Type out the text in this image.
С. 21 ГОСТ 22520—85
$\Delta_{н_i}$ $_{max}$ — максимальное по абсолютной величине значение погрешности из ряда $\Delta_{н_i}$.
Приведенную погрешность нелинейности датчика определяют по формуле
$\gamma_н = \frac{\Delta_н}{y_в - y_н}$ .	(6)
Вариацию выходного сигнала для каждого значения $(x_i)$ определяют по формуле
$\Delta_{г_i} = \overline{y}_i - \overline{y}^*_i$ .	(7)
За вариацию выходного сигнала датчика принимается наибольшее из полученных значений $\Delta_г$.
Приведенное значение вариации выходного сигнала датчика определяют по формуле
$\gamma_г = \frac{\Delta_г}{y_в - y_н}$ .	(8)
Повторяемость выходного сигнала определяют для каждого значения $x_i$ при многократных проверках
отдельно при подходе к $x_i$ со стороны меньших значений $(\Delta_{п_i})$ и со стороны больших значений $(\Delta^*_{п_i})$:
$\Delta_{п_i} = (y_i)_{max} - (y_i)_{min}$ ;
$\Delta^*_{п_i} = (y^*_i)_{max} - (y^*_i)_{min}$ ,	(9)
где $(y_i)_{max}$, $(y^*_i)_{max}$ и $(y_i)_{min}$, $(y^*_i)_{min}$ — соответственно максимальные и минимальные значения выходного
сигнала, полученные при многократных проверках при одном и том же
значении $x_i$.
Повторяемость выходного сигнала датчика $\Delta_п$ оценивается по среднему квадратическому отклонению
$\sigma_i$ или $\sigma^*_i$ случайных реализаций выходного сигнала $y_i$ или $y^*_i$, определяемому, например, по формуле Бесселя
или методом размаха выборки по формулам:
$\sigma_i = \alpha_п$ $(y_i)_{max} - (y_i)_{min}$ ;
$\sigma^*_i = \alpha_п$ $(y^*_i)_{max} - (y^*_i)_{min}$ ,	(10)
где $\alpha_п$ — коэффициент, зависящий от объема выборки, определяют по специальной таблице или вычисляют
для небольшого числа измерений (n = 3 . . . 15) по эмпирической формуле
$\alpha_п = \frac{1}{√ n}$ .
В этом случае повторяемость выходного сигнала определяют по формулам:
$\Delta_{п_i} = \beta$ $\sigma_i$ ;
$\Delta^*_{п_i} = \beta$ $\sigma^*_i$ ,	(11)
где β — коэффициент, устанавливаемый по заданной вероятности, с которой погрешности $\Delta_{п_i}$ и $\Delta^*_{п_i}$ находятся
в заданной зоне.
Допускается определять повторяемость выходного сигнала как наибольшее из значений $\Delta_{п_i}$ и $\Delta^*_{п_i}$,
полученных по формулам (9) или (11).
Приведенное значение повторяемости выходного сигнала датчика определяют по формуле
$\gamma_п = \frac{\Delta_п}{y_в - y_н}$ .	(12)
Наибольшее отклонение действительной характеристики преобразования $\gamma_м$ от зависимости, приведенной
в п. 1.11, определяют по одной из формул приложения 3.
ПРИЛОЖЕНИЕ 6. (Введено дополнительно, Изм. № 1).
----
§ SET TASK: Repeat all entries. Match them exactly.

§ FINAL RESULT:
Type out the text in this image.
С. 21 ГОСТ 22520—85
$\Delta_{н_i}$ $_{max}$ — максимальное по абсолютной величине значение погрешности из ряда $\Delta_{н_i}$.
Приведенную погрешность нелинейности датчика определяют по формуле
$\gamma_н = \frac{\Delta_н}{y_в - y_н}$ .	(6)
Вариацию выходного сигнала для каждого значения $(x_i)$ определяют по формуле
$\Delta_{г_i} = \overline{y}_i - \overline{y}^*_i$ .	(7)
За вариацию выходного сигнала датчика принимается наибольшее из полученных значений $\Delta_г$.
Приведенное значение вариации выходного сигнала датчика определяют по формуле
$\gamma_г = \frac{\Delta_г}{y_в - y_н}$ .	(8)
Повторяемость выходного сигнала определяют для каждого значения $x_i$ при многократных проверках
отдельно при подходе к $x_i$ со стороны меньших значений $(\Delta_{п_i})$ и со стороны больших значений $(\Delta^*_{п_i})$:
$\Delta_{п_i} = (y_i)_{max} - (y_i)_{min}$ ;
$\Delta^*_{п_i} = (y^*_i)_{max} - (y^*_i)_{min}$ ,	(9)
где $(y_i)_{max}$, $(y^*_i)_{max}$ и $(y_i)_{min}$, $(y^*_i)_{min}$ — соответственно максимальные и минимальные значения выходного
сигнала, полученные при многократных проверках при одном и том же
значении $x_i$.
Повторяемость выходного сигнала датчика $\Delta_п$ оценивается по среднему квадратическому отклонению
$\sigma_i$ или $\sigma^*_i$ случайных реализаций выходного сигнала $y_i$ или $y^*_i$, определяемому, например, по формуле Бесселя
или методом размаха выборки по формулам:
$\sigma_i = \alpha_п$ $(y_i)_{max} - (y_i)_{min}$ ;
$\sigma^*_i = \alpha_п$ $(y^*_i)_{max} - (y^*_i)_{min}$ ,	(10)
где $\alpha_п$ — коэффициент, зависящий от объема выборки, определяют по специальной таблице или вычисляют
для небольшого числа измерений (n = 3 . . . 15) по эмпирической формуле
$\alpha_п = \frac{1}{√ n}$ .
В этом случае повторяемость выходного сигнала определяют по формулам:
$\Delta_{п_i} = \beta$ $\sigma_i$ ;
$\Delta^*_{п_i} = \beta$ $\sigma^*_i$ ,	(11)
где β — коэффициент, устанавливаемый по заданной вероятности, с которой погрешности $\Delta_{п_i}$ и $\Delta^*_{п_i}$ находятся
в заданной зоне.
Допускается определять повторяемость выходного сигнала как наибольшее из значений $\Delta_{п_i}$ и $\Delta^*_{п_i}$,
полученных по формулам (9) или (11).
Приведенное значение повторяемости выходного сигнала датчика определяют по формуле
$\gamma_п = \frac{\Delta_п}{y_в - y_н}$ .	(12)
Наибольшее отклонение действительной характеристики преобразования $\gamma_м$ от зависимости, приведенной
в п. 1.11, определяют по одной из формул приложения 3.
ПРИЛОЖЕНИЕ 6. (Введено дополнительно, Изм. № 1).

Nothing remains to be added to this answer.